In the last third of the nineteenth century a new housing form was quitely being developed. In 1869 the Stuyvesant, considered New York’s first apartment house was built on East Eighteenth Street. The building was financed by the developer Rutherfurd Stuyvesant and designed by Richard Morris Hunt, the first American architect to graduate from the Ecole des Beaux Arts in Paris. Each man had lived in Paris, and each understood the eonomics and social potential of this Parisian housing form. But the Stuyvesant was at best a limited success. In spite of Hunt’s inviting façade, the living space was awkwardly arranged. Those who could afford them were quite content to remain in the more sumptous, single-family homes, leaving the Stuyvesant to newly married couples and bachelors.

The fundamental problem with the Stuyvesant and the other early apartment buildings that quickly followed, in the 1870’s and early 1880’s was that they were confined to the typical New York building lot. That lot was a rectangular area 25 feet wide by 100 feet deep-a shape perfectly suited for a row house. The lot could also accommodate a rectangular tenement, though it could not yield the square, well-lighted, and logically arranged rooms that great apartment buildings require. But even with the awkward interior configurations of the early apartment buildings, the idea caught on. It met the needs of a large and growing population that wanted something better then tenements but could not afford or did not want row houses.

Required work:
**a)** Decide whether each statement agrees with the passage on early New York apartment buildings, answering yes or no and quoting the deciding words: (i) The Stuyvesant was designed by Richard Morris Hunt. (ii) The Stuyvesant was a great success with families who could afford single-family homes. (iii) The typical New York building lot measured 25 feet wide by 100 feet deep.
**b)** Extract from the passage on early New York apartment buildings the words from "In the last" up to and including "couples and bachelors.".
The entries that come next are separate material and not part of the passage.

Box annotation data
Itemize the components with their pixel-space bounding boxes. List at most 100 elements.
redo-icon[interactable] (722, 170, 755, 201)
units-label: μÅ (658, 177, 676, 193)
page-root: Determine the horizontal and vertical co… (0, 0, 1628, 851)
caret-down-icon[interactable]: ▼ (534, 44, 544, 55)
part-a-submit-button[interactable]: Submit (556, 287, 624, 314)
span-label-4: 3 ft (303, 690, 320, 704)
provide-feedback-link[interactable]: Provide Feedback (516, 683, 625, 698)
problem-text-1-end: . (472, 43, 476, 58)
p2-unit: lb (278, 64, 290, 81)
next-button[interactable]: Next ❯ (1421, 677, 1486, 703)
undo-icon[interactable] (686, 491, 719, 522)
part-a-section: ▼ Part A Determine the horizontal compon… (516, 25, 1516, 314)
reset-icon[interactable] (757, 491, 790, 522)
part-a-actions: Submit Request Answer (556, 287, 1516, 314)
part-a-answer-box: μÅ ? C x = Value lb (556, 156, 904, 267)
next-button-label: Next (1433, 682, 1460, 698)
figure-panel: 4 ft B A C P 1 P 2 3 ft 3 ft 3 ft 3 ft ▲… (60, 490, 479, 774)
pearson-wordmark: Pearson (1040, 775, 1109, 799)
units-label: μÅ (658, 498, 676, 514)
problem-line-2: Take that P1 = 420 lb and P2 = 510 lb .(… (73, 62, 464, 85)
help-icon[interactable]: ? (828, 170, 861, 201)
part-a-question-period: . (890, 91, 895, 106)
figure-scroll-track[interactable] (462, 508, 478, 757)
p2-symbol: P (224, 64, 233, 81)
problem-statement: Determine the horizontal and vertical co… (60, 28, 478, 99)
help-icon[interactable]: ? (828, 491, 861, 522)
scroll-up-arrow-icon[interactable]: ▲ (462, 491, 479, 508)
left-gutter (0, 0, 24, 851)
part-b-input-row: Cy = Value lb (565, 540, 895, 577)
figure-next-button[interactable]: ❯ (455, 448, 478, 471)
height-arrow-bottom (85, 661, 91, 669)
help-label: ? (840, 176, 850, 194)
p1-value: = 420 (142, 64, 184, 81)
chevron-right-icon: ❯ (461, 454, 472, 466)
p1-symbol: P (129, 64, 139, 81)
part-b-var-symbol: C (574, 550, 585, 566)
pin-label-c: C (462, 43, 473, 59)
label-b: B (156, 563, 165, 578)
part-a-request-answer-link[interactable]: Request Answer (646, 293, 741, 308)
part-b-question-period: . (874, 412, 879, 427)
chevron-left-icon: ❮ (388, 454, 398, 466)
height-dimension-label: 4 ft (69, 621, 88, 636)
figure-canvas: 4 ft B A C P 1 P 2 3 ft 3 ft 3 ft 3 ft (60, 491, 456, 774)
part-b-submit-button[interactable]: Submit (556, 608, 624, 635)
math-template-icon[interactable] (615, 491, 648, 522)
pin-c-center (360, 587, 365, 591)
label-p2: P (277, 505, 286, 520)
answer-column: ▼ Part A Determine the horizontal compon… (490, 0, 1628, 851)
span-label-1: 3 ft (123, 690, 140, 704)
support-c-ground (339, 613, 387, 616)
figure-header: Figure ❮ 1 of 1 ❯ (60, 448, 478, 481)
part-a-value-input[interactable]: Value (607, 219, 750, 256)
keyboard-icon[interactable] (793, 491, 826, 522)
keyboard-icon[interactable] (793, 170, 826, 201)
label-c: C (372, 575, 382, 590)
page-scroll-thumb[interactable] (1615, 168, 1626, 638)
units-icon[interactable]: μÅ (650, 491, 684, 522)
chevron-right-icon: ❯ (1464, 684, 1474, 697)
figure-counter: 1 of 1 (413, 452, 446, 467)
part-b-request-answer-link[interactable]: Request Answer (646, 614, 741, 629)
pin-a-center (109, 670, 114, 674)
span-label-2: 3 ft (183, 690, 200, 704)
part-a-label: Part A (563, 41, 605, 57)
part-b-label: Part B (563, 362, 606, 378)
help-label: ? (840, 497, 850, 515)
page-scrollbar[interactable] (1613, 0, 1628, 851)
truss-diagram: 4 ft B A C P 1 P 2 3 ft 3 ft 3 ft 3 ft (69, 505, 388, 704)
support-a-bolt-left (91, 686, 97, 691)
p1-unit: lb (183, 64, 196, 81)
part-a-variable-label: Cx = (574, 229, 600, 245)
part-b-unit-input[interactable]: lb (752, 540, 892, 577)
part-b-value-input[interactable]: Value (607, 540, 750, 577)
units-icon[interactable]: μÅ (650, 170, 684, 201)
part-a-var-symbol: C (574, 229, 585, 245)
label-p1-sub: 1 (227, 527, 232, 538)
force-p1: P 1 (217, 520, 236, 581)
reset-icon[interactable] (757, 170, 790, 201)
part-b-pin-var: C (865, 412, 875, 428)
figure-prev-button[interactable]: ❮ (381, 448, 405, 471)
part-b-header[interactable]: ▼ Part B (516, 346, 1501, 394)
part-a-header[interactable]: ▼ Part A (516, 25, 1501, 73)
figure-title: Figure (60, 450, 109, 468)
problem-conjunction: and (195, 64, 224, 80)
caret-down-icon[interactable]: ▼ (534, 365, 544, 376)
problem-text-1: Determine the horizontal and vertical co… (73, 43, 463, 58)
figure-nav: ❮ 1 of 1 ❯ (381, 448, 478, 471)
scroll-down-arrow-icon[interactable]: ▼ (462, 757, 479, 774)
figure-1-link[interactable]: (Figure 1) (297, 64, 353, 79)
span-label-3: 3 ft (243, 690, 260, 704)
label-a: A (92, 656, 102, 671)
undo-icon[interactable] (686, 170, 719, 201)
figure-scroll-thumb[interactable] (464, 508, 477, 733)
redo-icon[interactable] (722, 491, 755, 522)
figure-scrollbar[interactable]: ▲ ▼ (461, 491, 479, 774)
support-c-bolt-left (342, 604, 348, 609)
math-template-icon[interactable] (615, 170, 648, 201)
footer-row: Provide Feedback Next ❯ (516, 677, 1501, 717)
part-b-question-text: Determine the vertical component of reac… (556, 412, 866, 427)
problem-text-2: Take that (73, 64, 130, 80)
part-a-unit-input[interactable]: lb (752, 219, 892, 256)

Exercise responses:
**a)**
(i) Yes: "designed by Richard Morris Hunt"
(ii) No: "But the Stuyvesant was at best a limited success."
(iii) Yes: "a rectangular area 25 feet wide by 100 feet deep"

**b)**
In the last third of the nineteenth century a new housing form was quitely being developed. In 1869 the Stuyvesant, considered New York’s first apartment house was built on East Eighteenth Street. The building was financed by the developer Rutherfurd Stuyvesant and designed by Richard Morris Hunt, the first American architect to graduate from the Ecole des Beaux Arts in Paris. Each man had lived in Paris, and each understood the eonomics and social potential of this Parisian housing form. But the Stuyvesant was at best a limited success. In spite of Hunt’s inviting façade, the living space was awkwardly arranged. Those who could afford them were quite content to remain in the more sumptous, single-family homes, leaving the Stuyvesant to newly married couples and bachelors.